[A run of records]
..........
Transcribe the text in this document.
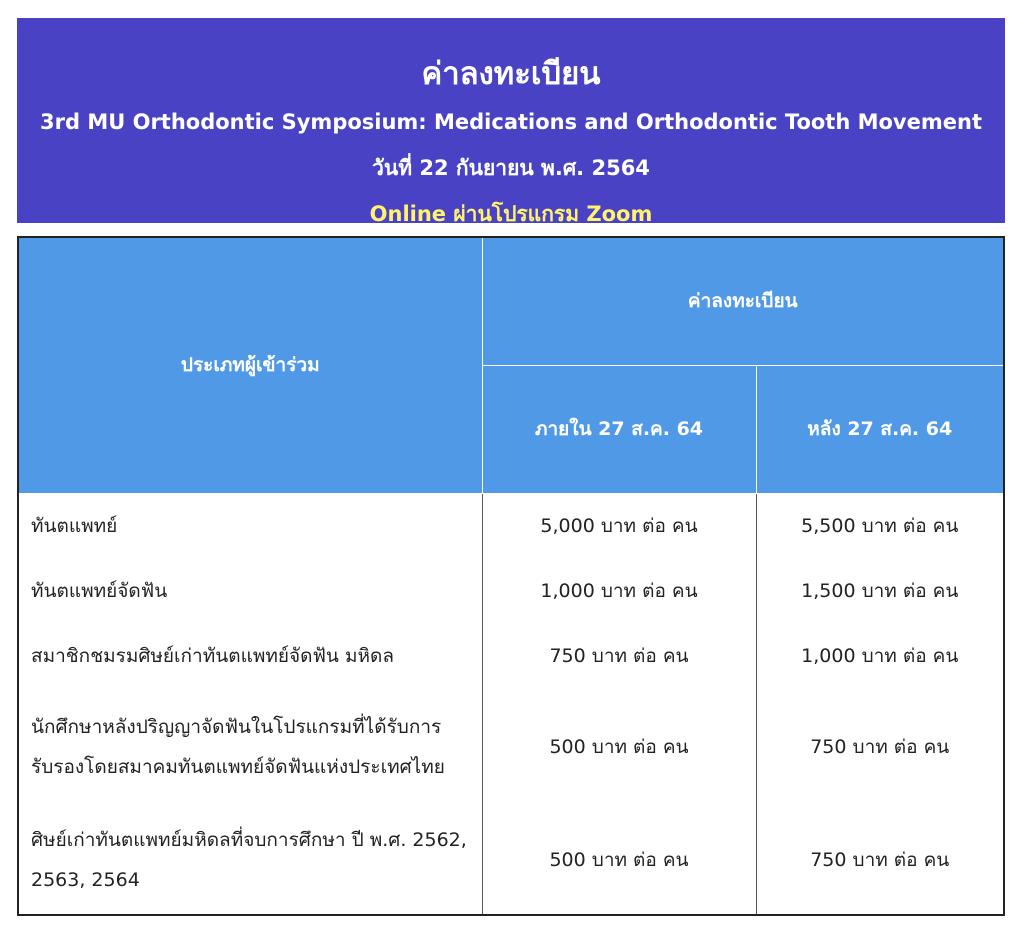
ค่าลงทะเบียน
3rd MU Orthodontic Symposium: Medications and Orthodontic Tooth Movement
วันที่ 22 กันยายน พ.ศ. 2564
Online ผ่านโปรแกรม Zoom
ประเภทผู้เข้าร่วม	ค่าลงทะเบียน	
	ภายใน 27 ส.ค. 64	หลัง 27 ส.ค. 64
ทันตแพทย์	5,000 บาท ต่อ คน	5,500 บาท ต่อ คน
ทันตแพทย์จัดฟัน	1,000 บาท ต่อ คน	1,500 บาท ต่อ คน
สมาชิกชมรมศิษย์เก่าทันตแพทย์จัดฟัน มหิดล	750 บาท ต่อ คน	1,000 บาท ต่อ คน
นักศึกษาหลังปริญญาจัดฟันในโปรแกรมที่ได้รับการรับรองโดยสมาคมทันตแพทย์จัดฟันแห่งประเทศไทย	500 บาท ต่อ คน	750 บาท ต่อ คน
ศิษย์เก่าทันตแพทย์มหิดลที่จบการศึกษา ปี พ.ศ. 2562, 2563, 2564	500 บาท ต่อ คน	750 บาท ต่อ คน
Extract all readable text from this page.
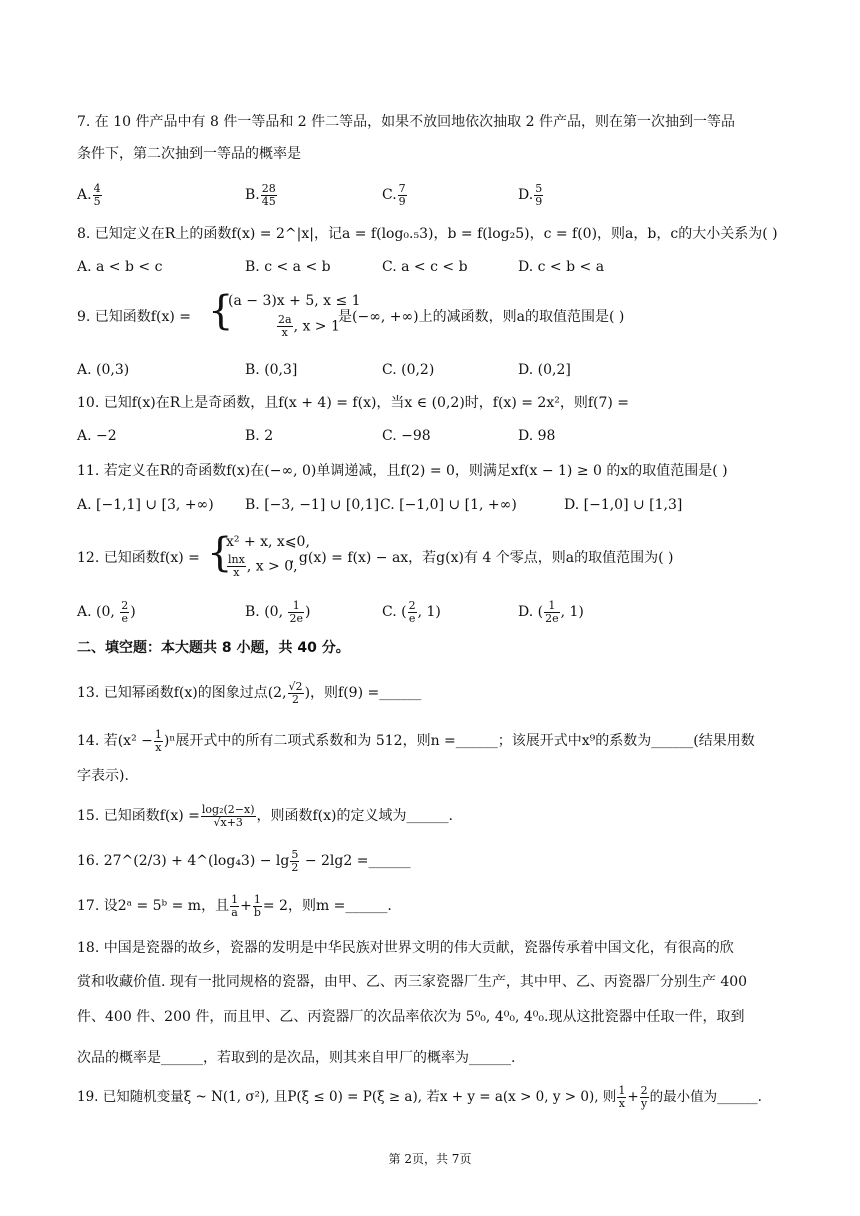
7. 在 10 件产品中有 8 件一等品和 2 件二等品，如果不放回地依次抽取 2 件产品，则在第一次抽到一等品
条件下，第二次抽到一等品的概率是
A. $\frac{4}{5}$	B. $\frac{28}{45}$	C. $\frac{7}{9}$	D. $\frac{5}{9}$
8. 已知定义在R上的函数f(x) = 2^|x|，记a = f(log₀.₅3)，b = f(log₂5)，c = f(0)，则a，b，c的大小关系为( )
A. a < b < c	B. c < a < b	C. a < c < b	D. c < b < a
9. 已知函数f(x) = {
(a − 3)x + 5, x ≤ 1
$\frac{2a}{x}$ , x > 1
是(−∞, +∞)上的减函数，则a的取值范围是( )
A. (0,3)	B. (0,3]	C. (0,2)	D. (0,2]
10. 已知f(x)在R上是奇函数，且f(x + 4) = f(x)，当x ∈ (0,2)时，f(x) = 2x²，则f(7) =
A. −2	B. 2	C. −98	D. 98
11. 若定义在R的奇函数f(x)在(−∞, 0)单调递减，且f(2) = 0，则满足xf(x − 1) ≥ 0 的x的取值范围是( )
A. [−1,1] ∪ [3, +∞) B. [−3, −1] ∪ [0,1] C. [−1,0] ∪ [1, +∞)	D. [−1,0] ∪ [1,3]
12. 已知函数f(x) = {
x² + x, x⩽0,
$\frac{\ln x}{x}$ , x > 0,
, g(x) = f(x) − ax，若g(x)有 4 个零点，则a的取值范围为( )
A. (0, $\frac{2}{e}$ )	B. (0, $\frac{1}{2e}$ )	C. ( $\frac{2}{e}$ , 1)	D. ( $\frac{1}{2e}$ , 1)
二、填空题：本大题共 8 小题，共 40 分。
13. 已知幂函数f(x)的图象过点(2, $\frac{√2}{2}$ )，则f(9) =______
14. 若$(x^2 - \frac{1}{x} )^n$展开式中的所有二项式系数和为 512，则n =______；该展开式中x⁹的系数为______(结果用数
字表示).
15. 已知函数$f(x) = \frac{\text{log₂(2−x)}}{√x+3}$ ，则函数f(x)的定义域为______.
16. 27^(2/3) + 4^(log₄3) − $\lg \frac{5}{2} - 2\lg 2$ =______
17. 设2ᵃ = 5ᵇ = m，且 $\frac{1}{a} + \frac{1}{b} = 2$，则m =______.
18. 中国是瓷器的故乡，瓷器的发明是中华民族对世界文明的伟大贡献，瓷器传承着中国文化，有很高的欣
赏和收藏价值. 现有一批同规格的瓷器，由甲、乙、丙三家瓷器厂生产，其中甲、乙、丙瓷器厂分别生产 400
件、400 件、200 件，而且甲、乙、丙瓷器厂的次品率依次为 5⁰₀, 4⁰₀, 4⁰₀.现从这批瓷器中任取一件，取到
次品的概率是______，若取到的是次品，则其来自甲厂的概率为______.
19. 已知随机变量ξ ~ N(1, σ²), 且P(ξ ≤ 0) = P(ξ ≥ a), 若x + y = a(x > 0, y > 0), 则 $\frac{1}{x} + \frac{2}{y}$ 的最小值为______.
第 2页，共 7页
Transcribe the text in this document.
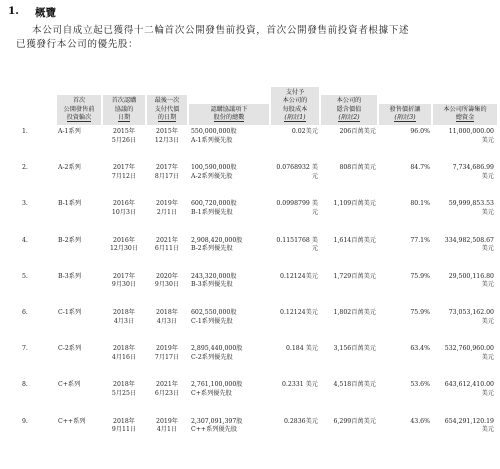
1. 概覽

本公司自成立起已獲得十二輪首次公開發售前投資，首次公開發售前投資者根據下述

已獲發行本公司的優先股：

	首次
公開發售前
投資輪次	首次認購
協議的
日期	最後一次
支付代價
的日期	認購協議項下
股份的總數	支付予
本公司的
每股成本
(附註1)	本公司的
隱含價值
(附註2)	發售價折讓
(附註3)	本公司所籌集的
總資金

1.	A-1系列	2015年
5月26日	2015年
12月3日	550,000,000股
A-1系列優先股	0.02美元	206百萬美元	96.0%	11,000,000.00
美元
2.	A-2系列	2017年
7月12日	2017年
8月17日	100,590,000股
A-2系列優先股	0.0768932 美元	808百萬美元	84.7%	7,734,686.99
美元
3.	B-1系列	2016年
10月3日	2019年
2月1日	600,720,000股
B-1系列優先股	0.0998799 美元	1,109百萬美元	80.1%	59,999,853.53
美元
4.	B-2系列	2016年
12月30日	2021年
6月11日	2,908,420,000股
B-2系列優先股	0.1151768 美元	1,614百萬美元	77.1%	334,982,508.67
美元
5.	B-3系列	2017年
9月30日	2020年
9月30日	243,320,000股
B-3系列優先股	0.12124美元	1,729百萬美元	75.9%	29,500,116.80
美元
6.	C-1系列	2018年
4月3日	2018年
4月3日	602,550,000股
C-1系列優先股	0.12124美元	1,802百萬美元	75.9%	73,053,162.00
美元
7.	C-2系列	2018年
4月16日	2019年
7月17日	2,895,440,000股
C-2系列優先股	0.184 美元	3,156百萬美元	63.4%	532,760,960.00
美元
8.	C+系列	2018年
5月25日	2021年
6月23日	2,761,100,000股
C+系列優先股	0.2331 美元	4,518百萬美元	53.6%	643,612,410.00
美元
9.	C++系列	2018年
9月11日	2019年
4月1日	2,307,091,397股
C++系列優先股	0.2836美元	6,299百萬美元	43.6%	654,291,120.19
美元
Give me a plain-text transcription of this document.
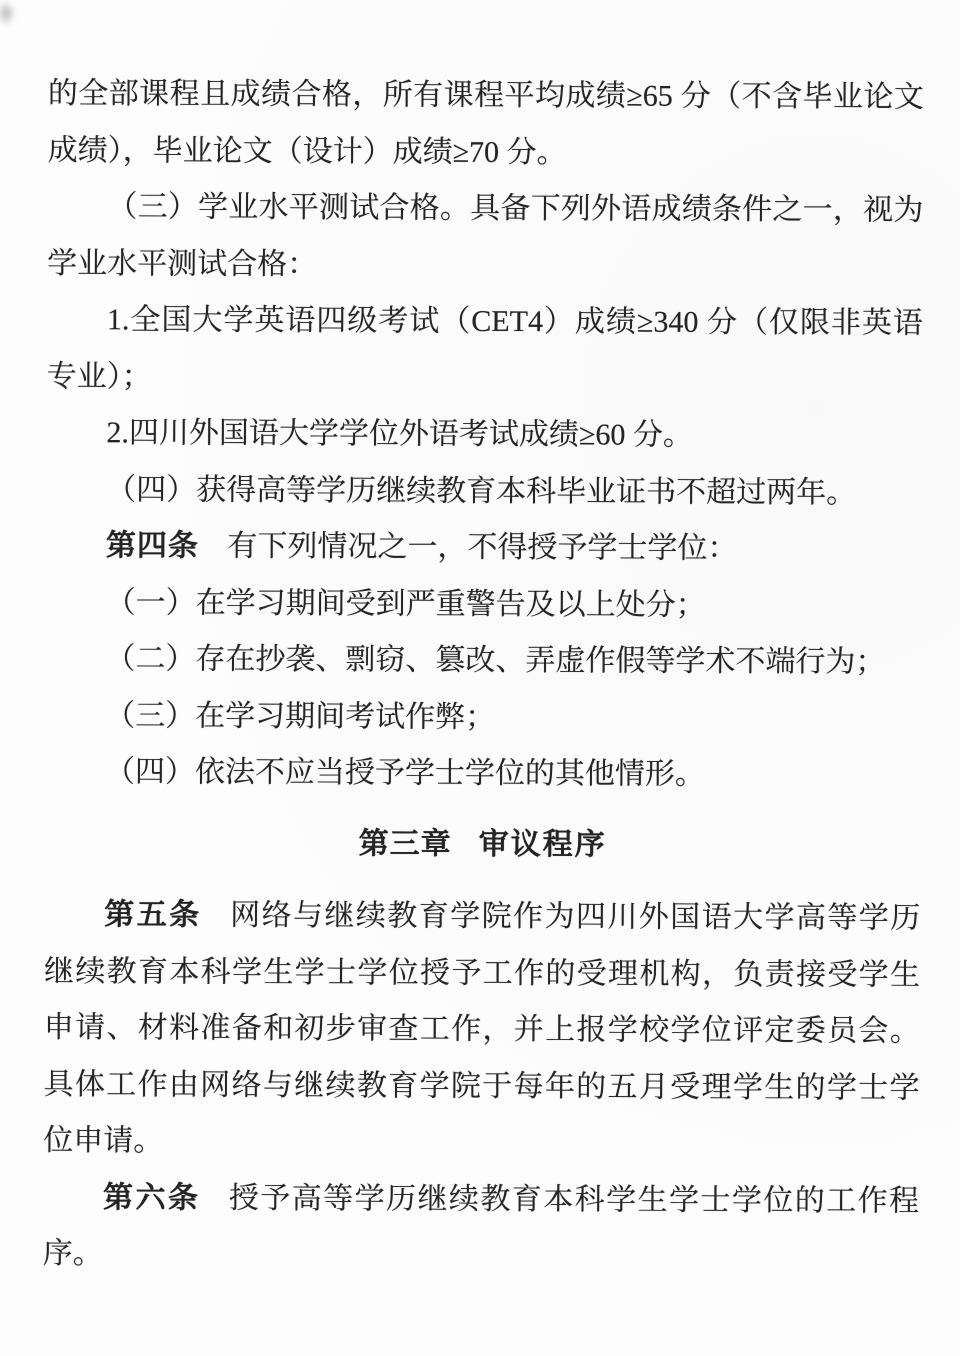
的全部课程且成绩合格，所有课程平均成绩≥65 分（不含毕业论文
成绩），毕业论文（设计）成绩≥70 分。
（三）学业水平测试合格。具备下列外语成绩条件之一，视为
学业水平测试合格：
1.全国大学英语四级考试（CET4）成绩≥340 分（仅限非英语
专业）；
2.四川外国语大学学位外语考试成绩≥60 分。
（四）获得高等学历继续教育本科毕业证书不超过两年。
第四条 有下列情况之一，不得授予学士学位：
（一）在学习期间受到严重警告及以上处分；
（二）存在抄袭、剽窃、篡改、弄虚作假等学术不端行为；
（三）在学习期间考试作弊；
（四）依法不应当授予学士学位的其他情形。
第三章 审议程序
第五条 网络与继续教育学院作为四川外国语大学高等学历
继续教育本科学生学士学位授予工作的受理机构，负责接受学生
申请、材料准备和初步审查工作，并上报学校学位评定委员会。
具体工作由网络与继续教育学院于每年的五月受理学生的学士学
位申请。
第六条 授予高等学历继续教育本科学生学士学位的工作程
序。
..........
Task requirements:
Each record above should come back exactly the same, only without its pictures.

Response to the exercise:
Transcribe the text in this document.
ค่าลงทะเบียน
3rd MU Orthodontic Symposium: Medications and Orthodontic Tooth Movement
วันที่ 22 กันยายน พ.ศ. 2564
Online ผ่านโปรแกรม Zoom
ประเภทผู้เข้าร่วม	ค่าลงทะเบียน	
	ภายใน 27 ส.ค. 64	หลัง 27 ส.ค. 64
ทันตแพทย์	5,000 บาท ต่อ คน	5,500 บาท ต่อ คน
ทันตแพทย์จัดฟัน	1,000 บาท ต่อ คน	1,500 บาท ต่อ คน
สมาชิกชมรมศิษย์เก่าทันตแพทย์จัดฟัน มหิดล	750 บาท ต่อ คน	1,000 บาท ต่อ คน
นักศึกษาหลังปริญญาจัดฟันในโปรแกรมที่ได้รับการรับรองโดยสมาคมทันตแพทย์จัดฟันแห่งประเทศไทย	500 บาท ต่อ คน	750 บาท ต่อ คน
ศิษย์เก่าทันตแพทย์มหิดลที่จบการศึกษา ปี พ.ศ. 2562, 2563, 2564	500 บาท ต่อ คน	750 บาท ต่อ คน
Extract all readable text from this page.
7. 在 10 件产品中有 8 件一等品和 2 件二等品，如果不放回地依次抽取 2 件产品，则在第一次抽到一等品
条件下，第二次抽到一等品的概率是
A. $\frac{4}{5}$	B. $\frac{28}{45}$	C. $\frac{7}{9}$	D. $\frac{5}{9}$
8. 已知定义在R上的函数f(x) = 2^|x|，记a = f(log₀.₅3)，b = f(log₂5)，c = f(0)，则a，b，c的大小关系为( )
A. a < b < c	B. c < a < b	C. a < c < b	D. c < b < a
9. 已知函数f(x) = {
(a − 3)x + 5, x ≤ 1
$\frac{2a}{x}$ , x > 1
是(−∞, +∞)上的减函数，则a的取值范围是( )
A. (0,3)	B. (0,3]	C. (0,2)	D. (0,2]
10. 已知f(x)在R上是奇函数，且f(x + 4) = f(x)，当x ∈ (0,2)时，f(x) = 2x²，则f(7) =
A. −2	B. 2	C. −98	D. 98
11. 若定义在R的奇函数f(x)在(−∞, 0)单调递减，且f(2) = 0，则满足xf(x − 1) ≥ 0 的x的取值范围是( )
A. [−1,1] ∪ [3, +∞) B. [−3, −1] ∪ [0,1] C. [−1,0] ∪ [1, +∞)	D. [−1,0] ∪ [1,3]
12. 已知函数f(x) = {
x² + x, x⩽0,
$\frac{\ln x}{x}$ , x > 0,
, g(x) = f(x) − ax，若g(x)有 4 个零点，则a的取值范围为( )
A. (0, $\frac{2}{e}$ )	B. (0, $\frac{1}{2e}$ )	C. ( $\frac{2}{e}$ , 1)	D. ( $\frac{1}{2e}$ , 1)
二、填空题：本大题共 8 小题，共 40 分。
13. 已知幂函数f(x)的图象过点(2, $\frac{√2}{2}$ )，则f(9) =______
14. 若$(x^2 - \frac{1}{x} )^n$展开式中的所有二项式系数和为 512，则n =______；该展开式中x⁹的系数为______(结果用数
字表示).
15. 已知函数$f(x) = \frac{\text{log₂(2−x)}}{√x+3}$ ，则函数f(x)的定义域为______.
16. 27^(2/3) + 4^(log₄3) − $\lg \frac{5}{2} - 2\lg 2$ =______
17. 设2ᵃ = 5ᵇ = m，且 $\frac{1}{a} + \frac{1}{b} = 2$，则m =______.
18. 中国是瓷器的故乡，瓷器的发明是中华民族对世界文明的伟大贡献，瓷器传承着中国文化，有很高的欣
赏和收藏价值. 现有一批同规格的瓷器，由甲、乙、丙三家瓷器厂生产，其中甲、乙、丙瓷器厂分别生产 400
件、400 件、200 件，而且甲、乙、丙瓷器厂的次品率依次为 5⁰₀, 4⁰₀, 4⁰₀.现从这批瓷器中任取一件，取到
次品的概率是______，若取到的是次品，则其来自甲厂的概率为______.
19. 已知随机变量ξ ~ N(1, σ²), 且P(ξ ≤ 0) = P(ξ ≥ a), 若x + y = a(x > 0, y > 0), 则 $\frac{1}{x} + \frac{2}{y}$ 的最小值为______.
第 2页，共 7页
Transcribe the text in this document.
1. 概覽

本公司自成立起已獲得十二輪首次公開發售前投資，首次公開發售前投資者根據下述

已獲發行本公司的優先股：

	首次
公開發售前
投資輪次	首次認購
協議的
日期	最後一次
支付代價
的日期	認購協議項下
股份的總數	支付予
本公司的
每股成本
(附註1)	本公司的
隱含價值
(附註2)	發售價折讓
(附註3)	本公司所籌集的
總資金

1.	A-1系列	2015年
5月26日	2015年
12月3日	550,000,000股
A-1系列優先股	0.02美元	206百萬美元	96.0%	11,000,000.00
美元
2.	A-2系列	2017年
7月12日	2017年
8月17日	100,590,000股
A-2系列優先股	0.0768932 美元	808百萬美元	84.7%	7,734,686.99
美元
3.	B-1系列	2016年
10月3日	2019年
2月1日	600,720,000股
B-1系列優先股	0.0998799 美元	1,109百萬美元	80.1%	59,999,853.53
美元
4.	B-2系列	2016年
12月30日	2021年
6月11日	2,908,420,000股
B-2系列優先股	0.1151768 美元	1,614百萬美元	77.1%	334,982,508.67
美元
5.	B-3系列	2017年
9月30日	2020年
9月30日	243,320,000股
B-3系列優先股	0.12124美元	1,729百萬美元	75.9%	29,500,116.80
美元
6.	C-1系列	2018年
4月3日	2018年
4月3日	602,550,000股
C-1系列優先股	0.12124美元	1,802百萬美元	75.9%	73,053,162.00
美元
7.	C-2系列	2018年
4月16日	2019年
7月17日	2,895,440,000股
C-2系列優先股	0.184 美元	3,156百萬美元	63.4%	532,760,960.00
美元
8.	C+系列	2018年
5月25日	2021年
6月23日	2,761,100,000股
C+系列優先股	0.2331 美元	4,518百萬美元	53.6%	643,612,410.00
美元
9.	C++系列	2018年
9月11日	2019年
4月1日	2,307,091,397股
C++系列優先股	0.2836美元	6,299百萬美元	43.6%	654,291,120.19
美元
Give me a plain-text transcription of this document.
的全部课程且成绩合格，所有课程平均成绩≥65 分（不含毕业论文
成绩），毕业论文（设计）成绩≥70 分。
（三）学业水平测试合格。具备下列外语成绩条件之一，视为
学业水平测试合格：
1.全国大学英语四级考试（CET4）成绩≥340 分（仅限非英语
专业）；
2.四川外国语大学学位外语考试成绩≥60 分。
（四）获得高等学历继续教育本科毕业证书不超过两年。
第四条 有下列情况之一，不得授予学士学位：
（一）在学习期间受到严重警告及以上处分；
（二）存在抄袭、剽窃、篡改、弄虚作假等学术不端行为；
（三）在学习期间考试作弊；
（四）依法不应当授予学士学位的其他情形。
第三章 审议程序
第五条 网络与继续教育学院作为四川外国语大学高等学历
继续教育本科学生学士学位授予工作的受理机构，负责接受学生
申请、材料准备和初步审查工作，并上报学校学位评定委员会。
具体工作由网络与继续教育学院于每年的五月受理学生的学士学
位申请。
第六条 授予高等学历继续教育本科学生学士学位的工作程
序。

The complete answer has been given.